The request.
Transcribe the records that follow. Keep every word exactly, and drop the pictures.

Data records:
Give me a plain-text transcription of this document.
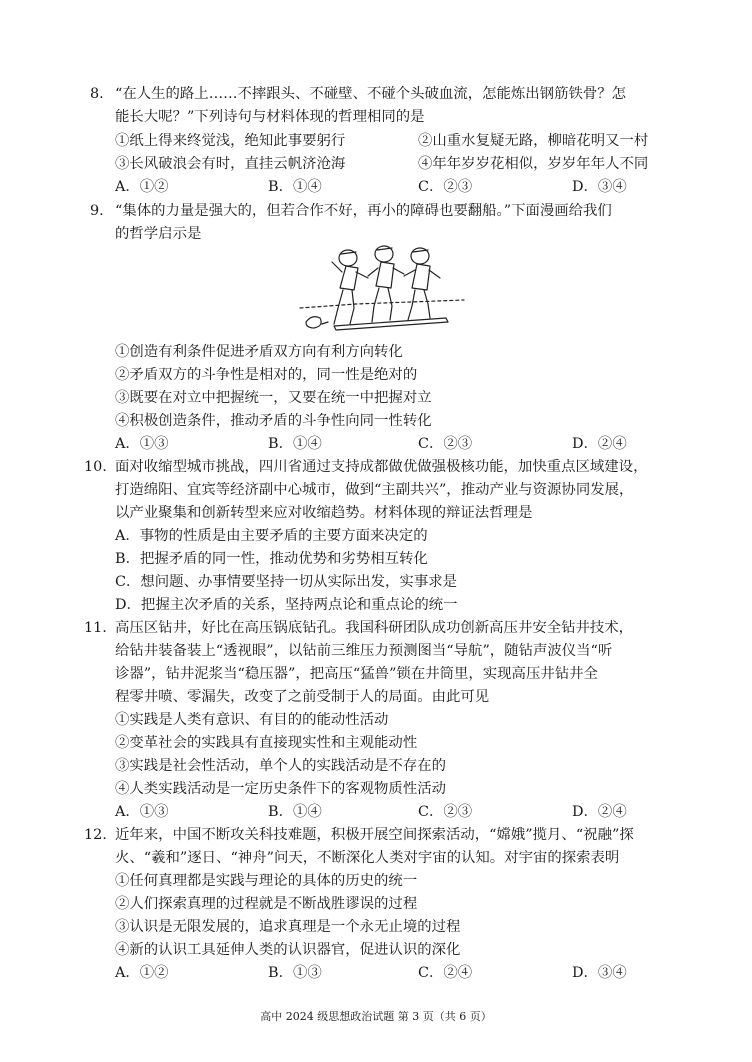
8. “在人生的路上……不摔跟头、不碰壁、不碰个头破血流，怎能炼出钢筋铁骨？怎
能长大呢？”下列诗句与材料体现的哲理相同的是
①纸上得来终觉浅，绝知此事要躬行	②山重水复疑无路，柳暗花明又一村
③长风破浪会有时，直挂云帆济沧海	④年年岁岁花相似，岁岁年年人不同
A．①②	B．①④	C．②③	D．③④
9. “集体的力量是强大的，但若合作不好，再小的障碍也要翻船。”下面漫画给我们
的哲学启示是
①创造有利条件促进矛盾双方向有利方向转化
②矛盾双方的斗争性是相对的，同一性是绝对的
③既要在对立中把握统一，又要在统一中把握对立
④积极创造条件，推动矛盾的斗争性向同一性转化
A．①③	B．①④	C．②③	D．②④
10. 面对收缩型城市挑战，四川省通过支持成都做优做强极核功能，加快重点区域建设，
打造绵阳、宜宾等经济副中心城市，做到“主副共兴”，推动产业与资源协同发展，
以产业聚集和创新转型来应对收缩趋势。材料体现的辩证法哲理是
A．事物的性质是由主要矛盾的主要方面来决定的
B．把握矛盾的同一性，推动优势和劣势相互转化
C．想问题、办事情要坚持一切从实际出发，实事求是
D．把握主次矛盾的关系，坚持两点论和重点论的统一
11. 高压区钻井，好比在高压锅底钻孔。我国科研团队成功创新高压井安全钻井技术，
给钻井装备装上“透视眼”，以钻前三维压力预测图当“导航”，随钻声波仪当“听
诊器”，钻井泥浆当“稳压器”，把高压“猛兽”锁在井筒里，实现高压井钻井全
程零井喷、零漏失，改变了之前受制于人的局面。由此可见
①实践是人类有意识、有目的的能动性活动
②变革社会的实践具有直接现实性和主观能动性
③实践是社会性活动，单个人的实践活动是不存在的
④人类实践活动是一定历史条件下的客观物质性活动
A．①③	B．①④	C．②③	D．②④
12. 近年来，中国不断攻关科技难题，积极开展空间探索活动，“嫦娥”揽月、“祝融”探
火、“羲和”逐日、“神舟”问天，不断深化人类对宇宙的认知。对宇宙的探索表明
①任何真理都是实践与理论的具体的历史的统一
②人们探索真理的过程就是不断战胜谬误的过程
③认识是无限发展的，追求真理是一个永无止境的过程
④新的认识工具延伸人类的认识器官，促进认识的深化
A．①②	B．①③	C．②④	D．③④
高中 2024 级思想政治试题 第 3 页（共 6 页）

Answer.
Give me a plain-text transcription of this document.
8. “在人生的路上……不摔跟头、不碰壁、不碰个头破血流，怎能炼出钢筋铁骨？怎
能长大呢？”下列诗句与材料体现的哲理相同的是
①纸上得来终觉浅，绝知此事要躬行	②山重水复疑无路，柳暗花明又一村
③长风破浪会有时，直挂云帆济沧海	④年年岁岁花相似，岁岁年年人不同
A．①②	B．①④	C．②③	D．③④
9. “集体的力量是强大的，但若合作不好，再小的障碍也要翻船。”下面漫画给我们
的哲学启示是
①创造有利条件促进矛盾双方向有利方向转化
②矛盾双方的斗争性是相对的，同一性是绝对的
③既要在对立中把握统一，又要在统一中把握对立
④积极创造条件，推动矛盾的斗争性向同一性转化
A．①③	B．①④	C．②③	D．②④
10. 面对收缩型城市挑战，四川省通过支持成都做优做强极核功能，加快重点区域建设，
打造绵阳、宜宾等经济副中心城市，做到“主副共兴”，推动产业与资源协同发展，
以产业聚集和创新转型来应对收缩趋势。材料体现的辩证法哲理是
A．事物的性质是由主要矛盾的主要方面来决定的
B．把握矛盾的同一性，推动优势和劣势相互转化
C．想问题、办事情要坚持一切从实际出发，实事求是
D．把握主次矛盾的关系，坚持两点论和重点论的统一
11. 高压区钻井，好比在高压锅底钻孔。我国科研团队成功创新高压井安全钻井技术，
给钻井装备装上“透视眼”，以钻前三维压力预测图当“导航”，随钻声波仪当“听
诊器”，钻井泥浆当“稳压器”，把高压“猛兽”锁在井筒里，实现高压井钻井全
程零井喷、零漏失，改变了之前受制于人的局面。由此可见
①实践是人类有意识、有目的的能动性活动
②变革社会的实践具有直接现实性和主观能动性
③实践是社会性活动，单个人的实践活动是不存在的
④人类实践活动是一定历史条件下的客观物质性活动
A．①③	B．①④	C．②③	D．②④
12. 近年来，中国不断攻关科技难题，积极开展空间探索活动，“嫦娥”揽月、“祝融”探
火、“羲和”逐日、“神舟”问天，不断深化人类对宇宙的认知。对宇宙的探索表明
①任何真理都是实践与理论的具体的历史的统一
②人们探索真理的过程就是不断战胜谬误的过程
③认识是无限发展的，追求真理是一个永无止境的过程
④新的认识工具延伸人类的认识器官，促进认识的深化
A．①②	B．①③	C．②④	D．③④
高中 2024 级思想政治试题 第 3 页（共 6 页）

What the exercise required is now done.